— WHAT IS NEEDED —
Please report every line from the material that contains the word "JSON".

— INPUT MATERIAL —
⁂

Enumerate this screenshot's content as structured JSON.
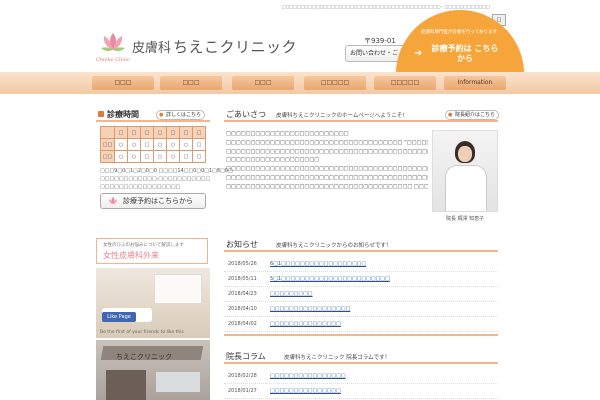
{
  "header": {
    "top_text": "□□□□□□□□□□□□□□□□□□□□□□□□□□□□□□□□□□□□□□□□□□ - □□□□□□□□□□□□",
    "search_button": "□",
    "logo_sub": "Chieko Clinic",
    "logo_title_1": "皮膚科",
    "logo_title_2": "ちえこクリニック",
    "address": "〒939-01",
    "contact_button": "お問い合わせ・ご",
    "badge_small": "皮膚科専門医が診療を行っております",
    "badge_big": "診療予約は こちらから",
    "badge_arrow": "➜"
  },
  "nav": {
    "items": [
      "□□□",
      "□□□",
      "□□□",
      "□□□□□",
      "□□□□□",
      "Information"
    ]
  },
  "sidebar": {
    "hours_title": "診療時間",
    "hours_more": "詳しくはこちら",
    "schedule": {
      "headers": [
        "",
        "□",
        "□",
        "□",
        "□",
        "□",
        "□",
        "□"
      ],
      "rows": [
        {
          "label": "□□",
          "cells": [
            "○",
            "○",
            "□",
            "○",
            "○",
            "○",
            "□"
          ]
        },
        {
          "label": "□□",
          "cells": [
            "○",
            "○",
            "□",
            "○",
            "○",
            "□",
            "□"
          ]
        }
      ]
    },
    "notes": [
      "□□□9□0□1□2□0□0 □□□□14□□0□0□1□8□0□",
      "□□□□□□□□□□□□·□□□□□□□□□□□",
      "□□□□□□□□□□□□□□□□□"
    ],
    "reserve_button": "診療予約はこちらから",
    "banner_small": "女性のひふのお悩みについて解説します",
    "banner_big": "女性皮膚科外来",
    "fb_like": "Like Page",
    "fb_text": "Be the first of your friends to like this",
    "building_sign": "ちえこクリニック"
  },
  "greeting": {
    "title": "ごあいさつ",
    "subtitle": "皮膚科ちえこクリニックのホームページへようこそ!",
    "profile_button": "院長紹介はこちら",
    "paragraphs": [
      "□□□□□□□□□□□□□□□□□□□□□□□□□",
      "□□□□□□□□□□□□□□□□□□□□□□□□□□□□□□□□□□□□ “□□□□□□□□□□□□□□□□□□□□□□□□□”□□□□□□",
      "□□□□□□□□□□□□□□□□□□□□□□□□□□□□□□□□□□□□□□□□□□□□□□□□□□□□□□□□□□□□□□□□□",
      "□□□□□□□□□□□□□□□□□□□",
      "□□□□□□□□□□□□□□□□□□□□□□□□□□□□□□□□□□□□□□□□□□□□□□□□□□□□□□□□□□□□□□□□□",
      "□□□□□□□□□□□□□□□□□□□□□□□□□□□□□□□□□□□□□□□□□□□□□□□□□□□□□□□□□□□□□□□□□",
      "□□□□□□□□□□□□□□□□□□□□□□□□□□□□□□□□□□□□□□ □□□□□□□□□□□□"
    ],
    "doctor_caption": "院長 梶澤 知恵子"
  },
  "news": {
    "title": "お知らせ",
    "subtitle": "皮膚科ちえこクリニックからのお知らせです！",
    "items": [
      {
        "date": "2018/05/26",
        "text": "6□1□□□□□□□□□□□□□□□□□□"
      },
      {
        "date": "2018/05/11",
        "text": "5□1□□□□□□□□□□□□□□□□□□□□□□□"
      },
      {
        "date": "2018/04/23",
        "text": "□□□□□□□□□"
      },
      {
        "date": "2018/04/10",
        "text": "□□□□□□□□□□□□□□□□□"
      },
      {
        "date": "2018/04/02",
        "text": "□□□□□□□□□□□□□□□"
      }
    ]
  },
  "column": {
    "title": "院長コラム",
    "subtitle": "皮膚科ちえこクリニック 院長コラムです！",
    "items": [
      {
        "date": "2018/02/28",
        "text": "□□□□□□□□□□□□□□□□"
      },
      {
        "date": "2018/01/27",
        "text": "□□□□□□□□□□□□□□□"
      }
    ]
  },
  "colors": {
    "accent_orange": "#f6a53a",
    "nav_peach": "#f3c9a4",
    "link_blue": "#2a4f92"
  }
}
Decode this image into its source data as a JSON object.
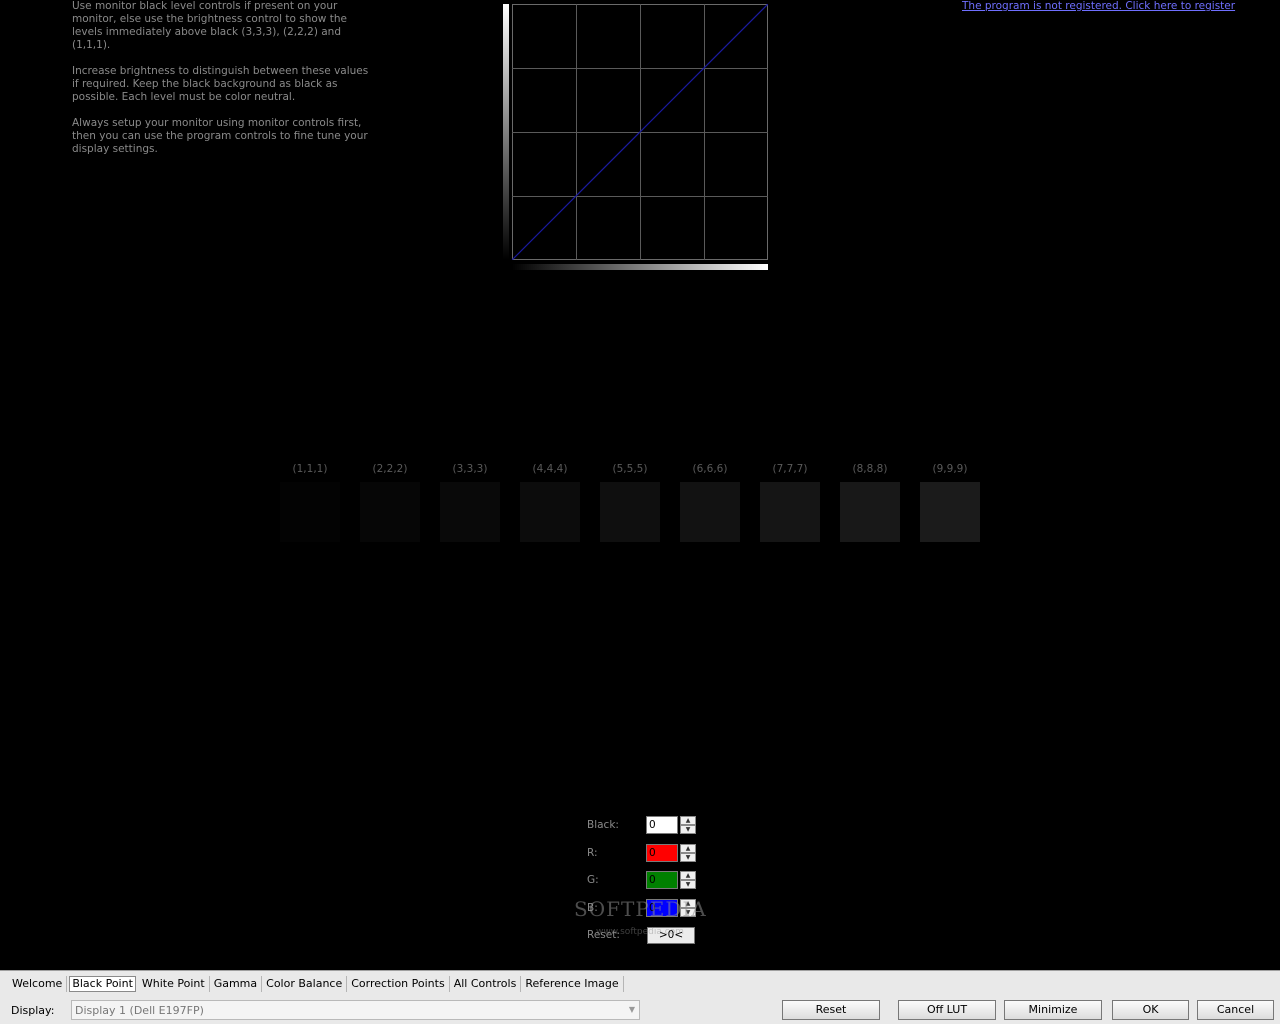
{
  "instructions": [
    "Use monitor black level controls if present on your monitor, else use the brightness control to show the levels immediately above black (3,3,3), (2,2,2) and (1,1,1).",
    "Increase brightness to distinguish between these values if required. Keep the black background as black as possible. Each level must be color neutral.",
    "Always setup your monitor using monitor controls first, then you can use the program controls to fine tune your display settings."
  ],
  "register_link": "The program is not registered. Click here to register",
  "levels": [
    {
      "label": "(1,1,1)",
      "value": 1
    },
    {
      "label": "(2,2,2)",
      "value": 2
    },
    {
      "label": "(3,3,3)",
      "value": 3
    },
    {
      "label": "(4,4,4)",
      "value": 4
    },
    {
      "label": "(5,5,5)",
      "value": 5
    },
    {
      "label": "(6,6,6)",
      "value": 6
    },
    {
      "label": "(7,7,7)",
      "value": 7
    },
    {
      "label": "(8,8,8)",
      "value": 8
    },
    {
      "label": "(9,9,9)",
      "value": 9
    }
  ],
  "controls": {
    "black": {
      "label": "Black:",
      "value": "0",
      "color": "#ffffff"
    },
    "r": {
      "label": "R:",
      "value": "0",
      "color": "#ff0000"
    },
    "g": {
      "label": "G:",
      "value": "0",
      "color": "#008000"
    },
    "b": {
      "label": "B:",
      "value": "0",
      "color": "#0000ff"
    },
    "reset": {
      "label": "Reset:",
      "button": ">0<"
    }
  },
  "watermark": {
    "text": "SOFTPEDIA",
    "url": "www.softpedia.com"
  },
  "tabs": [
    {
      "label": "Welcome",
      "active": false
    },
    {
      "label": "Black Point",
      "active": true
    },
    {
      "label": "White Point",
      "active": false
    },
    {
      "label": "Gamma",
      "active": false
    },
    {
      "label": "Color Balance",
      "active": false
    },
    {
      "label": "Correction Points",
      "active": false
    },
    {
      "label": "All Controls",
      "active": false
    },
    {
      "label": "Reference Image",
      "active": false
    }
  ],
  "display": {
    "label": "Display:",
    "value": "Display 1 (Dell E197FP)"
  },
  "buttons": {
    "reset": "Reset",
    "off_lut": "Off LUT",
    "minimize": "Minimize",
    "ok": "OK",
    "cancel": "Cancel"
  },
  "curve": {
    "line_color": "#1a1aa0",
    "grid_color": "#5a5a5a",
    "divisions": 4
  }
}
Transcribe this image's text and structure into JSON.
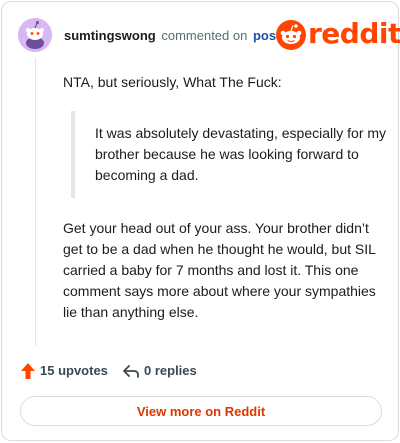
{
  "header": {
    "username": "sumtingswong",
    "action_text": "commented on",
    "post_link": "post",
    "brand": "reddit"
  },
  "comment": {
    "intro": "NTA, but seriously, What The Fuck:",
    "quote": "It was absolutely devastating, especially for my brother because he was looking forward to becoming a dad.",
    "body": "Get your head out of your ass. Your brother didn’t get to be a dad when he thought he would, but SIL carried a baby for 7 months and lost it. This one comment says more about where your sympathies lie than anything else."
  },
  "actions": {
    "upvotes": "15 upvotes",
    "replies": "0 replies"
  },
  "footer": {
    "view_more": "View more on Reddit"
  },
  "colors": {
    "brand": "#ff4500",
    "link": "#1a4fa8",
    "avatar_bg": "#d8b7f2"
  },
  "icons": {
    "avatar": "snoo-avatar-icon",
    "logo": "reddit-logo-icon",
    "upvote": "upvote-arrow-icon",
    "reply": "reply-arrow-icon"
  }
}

⁂

— FINISHED TASK —
Enumerate this screenshot's content as structured JSON.
Decode this image into its source data as a JSON object.
Transcribe this image's text and structure into JSON.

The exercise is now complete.